Records from a collection
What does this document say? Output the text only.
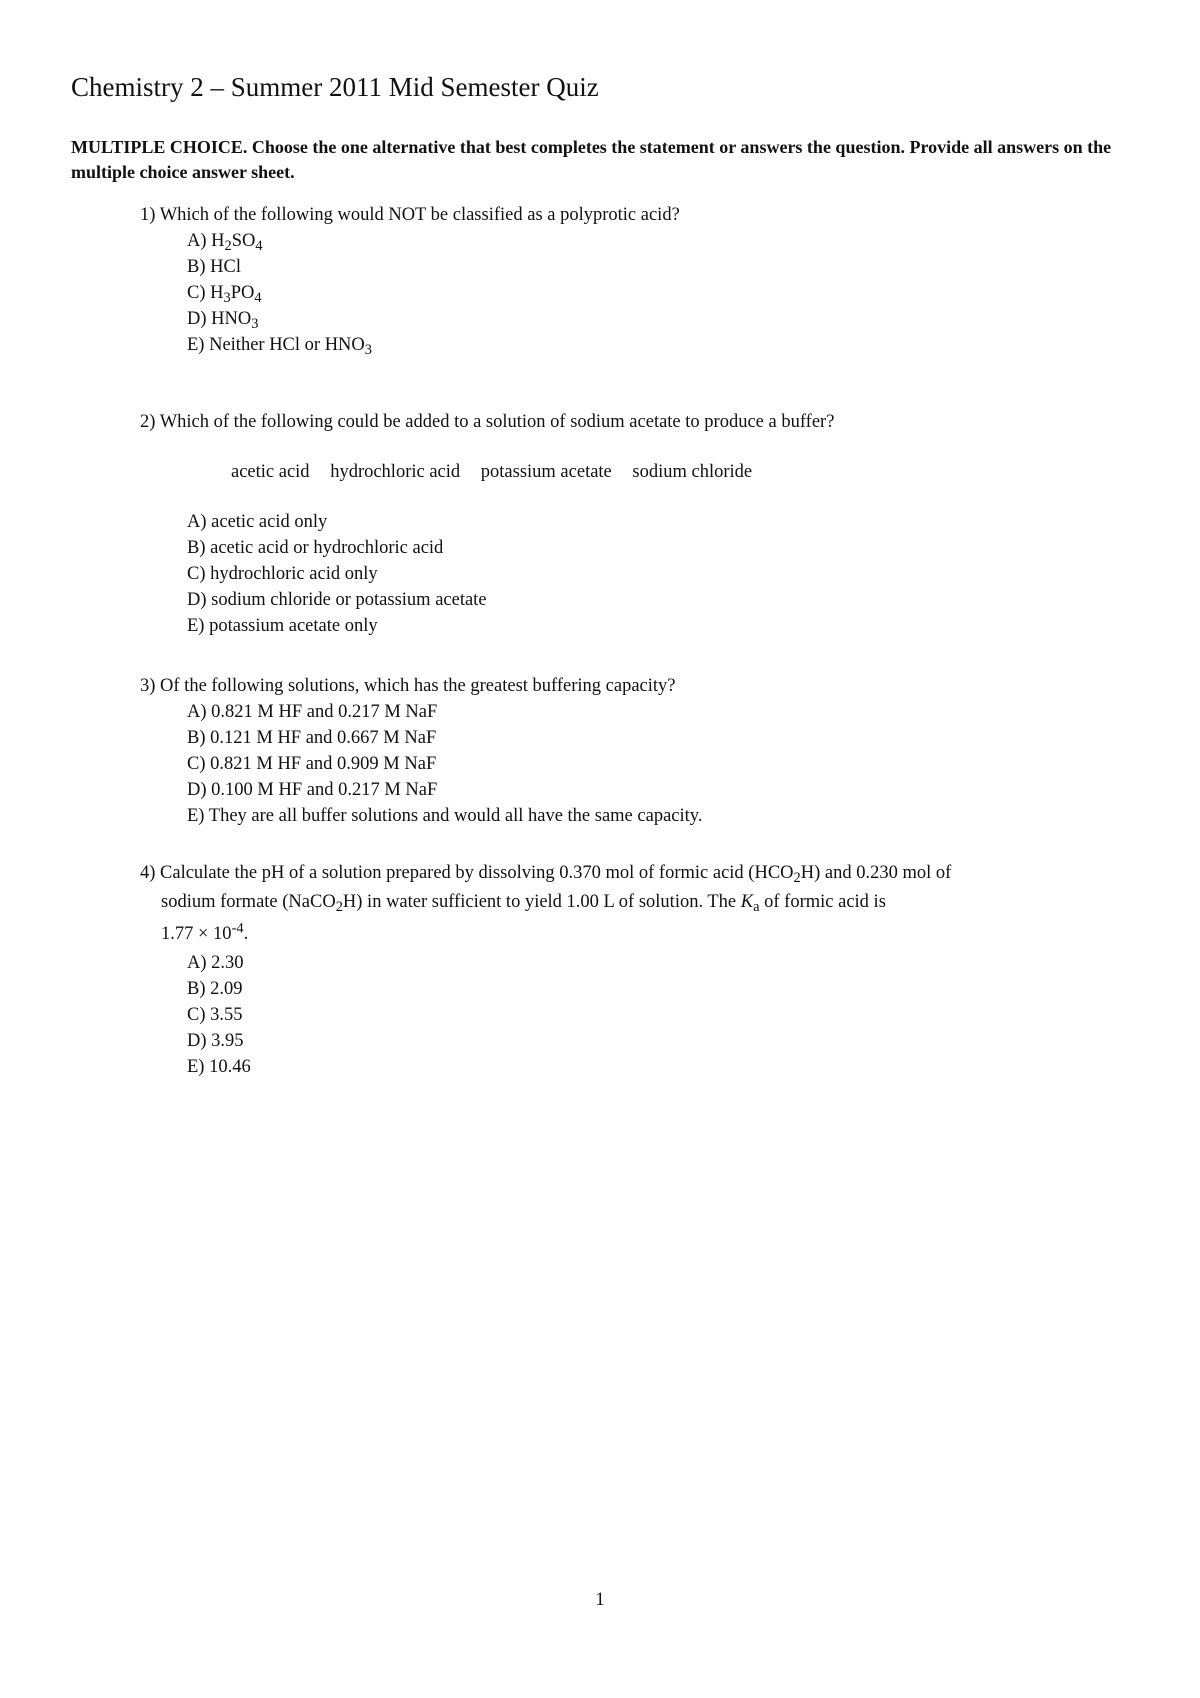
Chemistry 2 – Summer 2011 Mid Semester Quiz
MULTIPLE CHOICE. Choose the one alternative that best completes the statement or answers the question. Provide all answers on the multiple choice answer sheet.
1) Which of the following would NOT be classified as a polyprotic acid?
A) $H_2SO_4$
B) HCl
C) $H_3PO_4$
D) $HNO_3$
E) Neither HCl or $HNO_3$
2) Which of the following could be added to a solution of sodium acetate to produce a buffer?
acetic acid hydrochloric acid potassium acetate sodium chloride
A) acetic acid only
B) acetic acid or hydrochloric acid
C) hydrochloric acid only
D) sodium chloride or potassium acetate
E) potassium acetate only
3) Of the following solutions, which has the greatest buffering capacity?
A) 0.821 M HF and 0.217 M NaF
B) 0.121 M HF and 0.667 M NaF
C) 0.821 M HF and 0.909 M NaF
D) 0.100 M HF and 0.217 M NaF
E) They are all buffer solutions and would all have the same capacity.
4) Calculate the pH of a solution prepared by dissolving 0.370 mol of formic acid $(HCO_2H)$ and 0.230 mol of
sodium formate (NaCO$_2$H) in water sufficient to yield 1.00 L of solution. The $K_a$ of formic acid is
$1.77 \times 10^{-4}$.
A) 2.30
B) 2.09
C) 3.55
D) 3.95
E) 10.46
1
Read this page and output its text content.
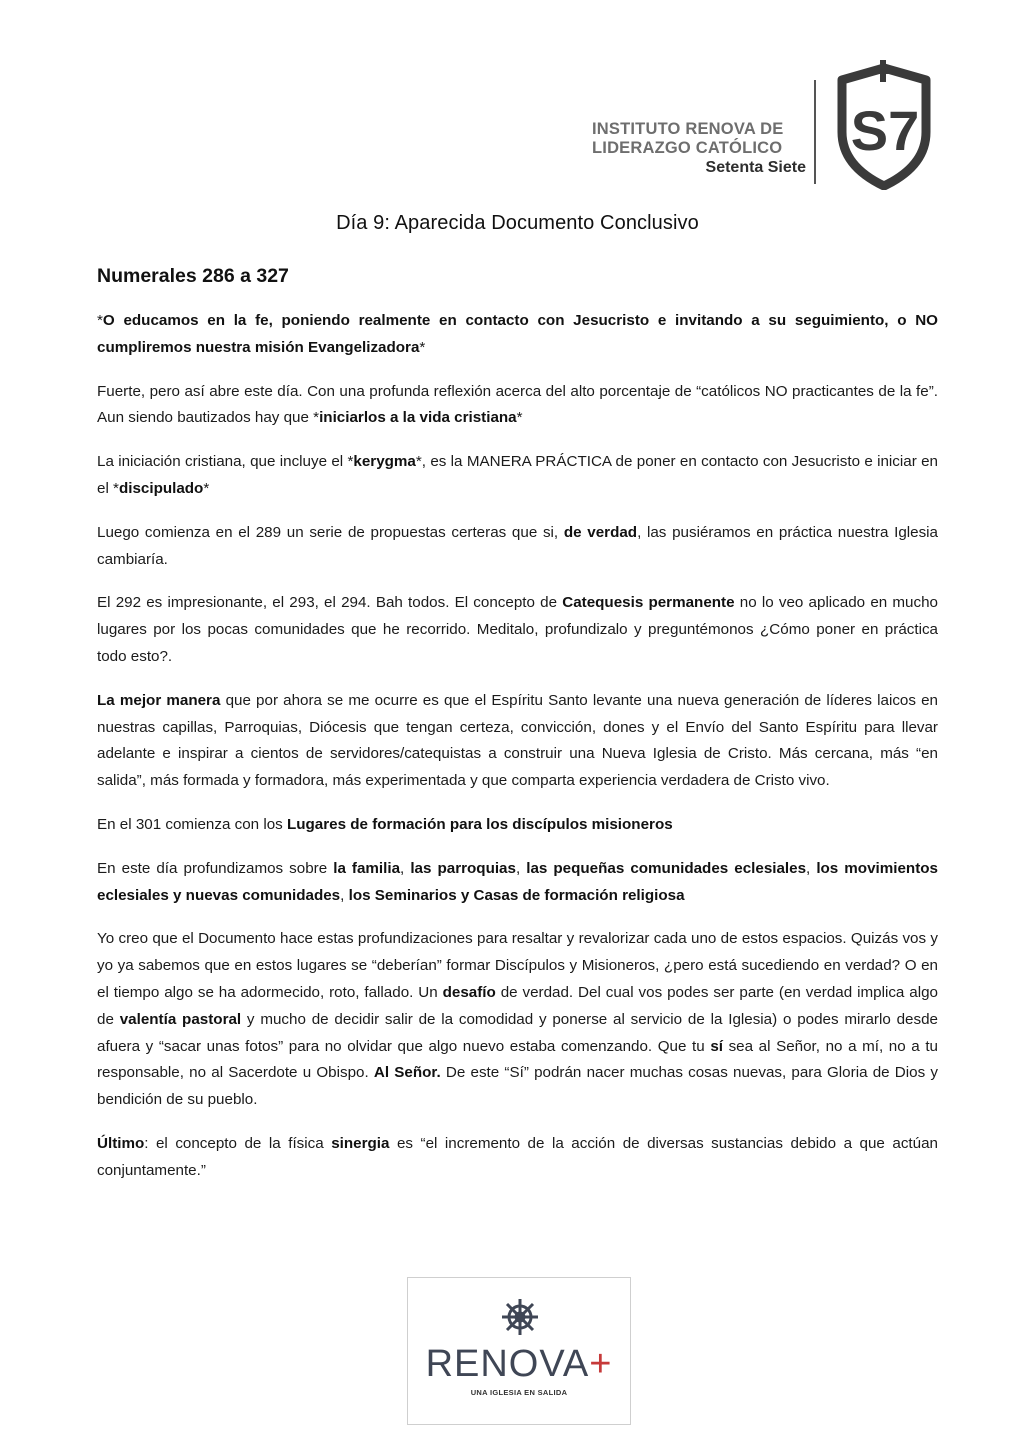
INSTITUTO RENOVA DE
LIDERAZGO CATÓLICO
Setenta Siete
S7
Día 9: Aparecida Documento Conclusivo
Numerales 286 a 327

*O educamos en la fe, poniendo realmente en contacto con Jesucristo e invitando a su seguimiento, o NO cumpliremos nuestra misión Evangelizadora*

Fuerte, pero así abre este día. Con una profunda reflexión acerca del alto porcentaje de “católicos NO practicantes de la fe”. Aun siendo bautizados hay que *iniciarlos a la vida cristiana*

La iniciación cristiana, que incluye el *kerygma*, es la MANERA PRÁCTICA de poner en contacto con Jesucristo e iniciar en el *discipulado*

Luego comienza en el 289 un serie de propuestas certeras que si, de verdad, las pusiéramos en práctica nuestra Iglesia cambiaría.

El 292 es impresionante, el 293, el 294. Bah todos. El concepto de Catequesis permanente no lo veo aplicado en mucho lugares por los pocas comunidades que he recorrido. Meditalo, profundizalo y preguntémonos ¿Cómo poner en práctica todo esto?.

La mejor manera que por ahora se me ocurre es que el Espíritu Santo levante una nueva generación de líderes laicos en nuestras capillas, Parroquias, Diócesis que tengan certeza, convicción, dones y el Envío del Santo Espíritu para llevar adelante e inspirar a cientos de servidores/catequistas a construir una Nueva Iglesia de Cristo. Más cercana, más “en salida”, más formada y formadora, más experimentada y que comparta experiencia verdadera de Cristo vivo.

En el 301 comienza con los Lugares de formación para los discípulos misioneros

En este día profundizamos sobre la familia, las parroquias, las pequeñas comunidades eclesiales, los movimientos eclesiales y nuevas comunidades, los Seminarios y Casas de formación religiosa

Yo creo que el Documento hace estas profundizaciones para resaltar y revalorizar cada uno de estos espacios. Quizás vos y yo ya sabemos que en estos lugares se “deberían” formar Discípulos y Misioneros, ¿pero está sucediendo en verdad? O en el tiempo algo se ha adormecido, roto, fallado. Un desafío de verdad. Del cual vos podes ser parte (en verdad implica algo de valentía pastoral y mucho de decidir salir de la comodidad y ponerse al servicio de la Iglesia) o podes mirarlo desde afuera y “sacar unas fotos” para no olvidar que algo nuevo estaba comenzando. Que tu sí sea al Señor, no a mí, no a tu responsable, no al Sacerdote u Obispo. Al Señor. De este “Sí” podrán nacer muchas cosas nuevas, para Gloria de Dios y bendición de su pueblo.

Último: el concepto de la física sinergia es “el incremento de la acción de diversas sustancias debido a que actúan conjuntamente.”

RENOVA+
UNA IGLESIA EN SALIDA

- **AIM**
Ignore the images and quote every line of the listing exactly.

- **WRITTEN SOLUTION**
What does this document say? Output the text only.
Chemistry 2 – Summer 2011 Mid Semester Quiz
MULTIPLE CHOICE. Choose the one alternative that best completes the statement or answers the question. Provide all answers on the multiple choice answer sheet.
1) Which of the following would NOT be classified as a polyprotic acid?
A) $H_2SO_4$
B) HCl
C) $H_3PO_4$
D) $HNO_3$
E) Neither HCl or $HNO_3$
2) Which of the following could be added to a solution of sodium acetate to produce a buffer?
acetic acid hydrochloric acid potassium acetate sodium chloride
A) acetic acid only
B) acetic acid or hydrochloric acid
C) hydrochloric acid only
D) sodium chloride or potassium acetate
E) potassium acetate only
3) Of the following solutions, which has the greatest buffering capacity?
A) 0.821 M HF and 0.217 M NaF
B) 0.121 M HF and 0.667 M NaF
C) 0.821 M HF and 0.909 M NaF
D) 0.100 M HF and 0.217 M NaF
E) They are all buffer solutions and would all have the same capacity.
4) Calculate the pH of a solution prepared by dissolving 0.370 mol of formic acid $(HCO_2H)$ and 0.230 mol of
sodium formate (NaCO$_2$H) in water sufficient to yield 1.00 L of solution. The $K_a$ of formic acid is
$1.77 \times 10^{-4}$.
A) 2.30
B) 2.09
C) 3.55
D) 3.95
E) 10.46
1
Read this page and output its text content.
INSTITUTO RENOVA DE
LIDERAZGO CATÓLICO
Setenta Siete
S7
Día 9: Aparecida Documento Conclusivo
Numerales 286 a 327

*O educamos en la fe, poniendo realmente en contacto con Jesucristo e invitando a su seguimiento, o NO cumpliremos nuestra misión Evangelizadora*

Fuerte, pero así abre este día. Con una profunda reflexión acerca del alto porcentaje de “católicos NO practicantes de la fe”. Aun siendo bautizados hay que *iniciarlos a la vida cristiana*

La iniciación cristiana, que incluye el *kerygma*, es la MANERA PRÁCTICA de poner en contacto con Jesucristo e iniciar en el *discipulado*

Luego comienza en el 289 un serie de propuestas certeras que si, de verdad, las pusiéramos en práctica nuestra Iglesia cambiaría.

El 292 es impresionante, el 293, el 294. Bah todos. El concepto de Catequesis permanente no lo veo aplicado en mucho lugares por los pocas comunidades que he recorrido. Meditalo, profundizalo y preguntémonos ¿Cómo poner en práctica todo esto?.

La mejor manera que por ahora se me ocurre es que el Espíritu Santo levante una nueva generación de líderes laicos en nuestras capillas, Parroquias, Diócesis que tengan certeza, convicción, dones y el Envío del Santo Espíritu para llevar adelante e inspirar a cientos de servidores/catequistas a construir una Nueva Iglesia de Cristo. Más cercana, más “en salida”, más formada y formadora, más experimentada y que comparta experiencia verdadera de Cristo vivo.

En el 301 comienza con los Lugares de formación para los discípulos misioneros

En este día profundizamos sobre la familia, las parroquias, las pequeñas comunidades eclesiales, los movimientos eclesiales y nuevas comunidades, los Seminarios y Casas de formación religiosa

Yo creo que el Documento hace estas profundizaciones para resaltar y revalorizar cada uno de estos espacios. Quizás vos y yo ya sabemos que en estos lugares se “deberían” formar Discípulos y Misioneros, ¿pero está sucediendo en verdad? O en el tiempo algo se ha adormecido, roto, fallado. Un desafío de verdad. Del cual vos podes ser parte (en verdad implica algo de valentía pastoral y mucho de decidir salir de la comodidad y ponerse al servicio de la Iglesia) o podes mirarlo desde afuera y “sacar unas fotos” para no olvidar que algo nuevo estaba comenzando. Que tu sí sea al Señor, no a mí, no a tu responsable, no al Sacerdote u Obispo. Al Señor. De este “Sí” podrán nacer muchas cosas nuevas, para Gloria de Dios y bendición de su pueblo.

Último: el concepto de la física sinergia es “el incremento de la acción de diversas sustancias debido a que actúan conjuntamente.”

RENOVA+
UNA IGLESIA EN SALIDA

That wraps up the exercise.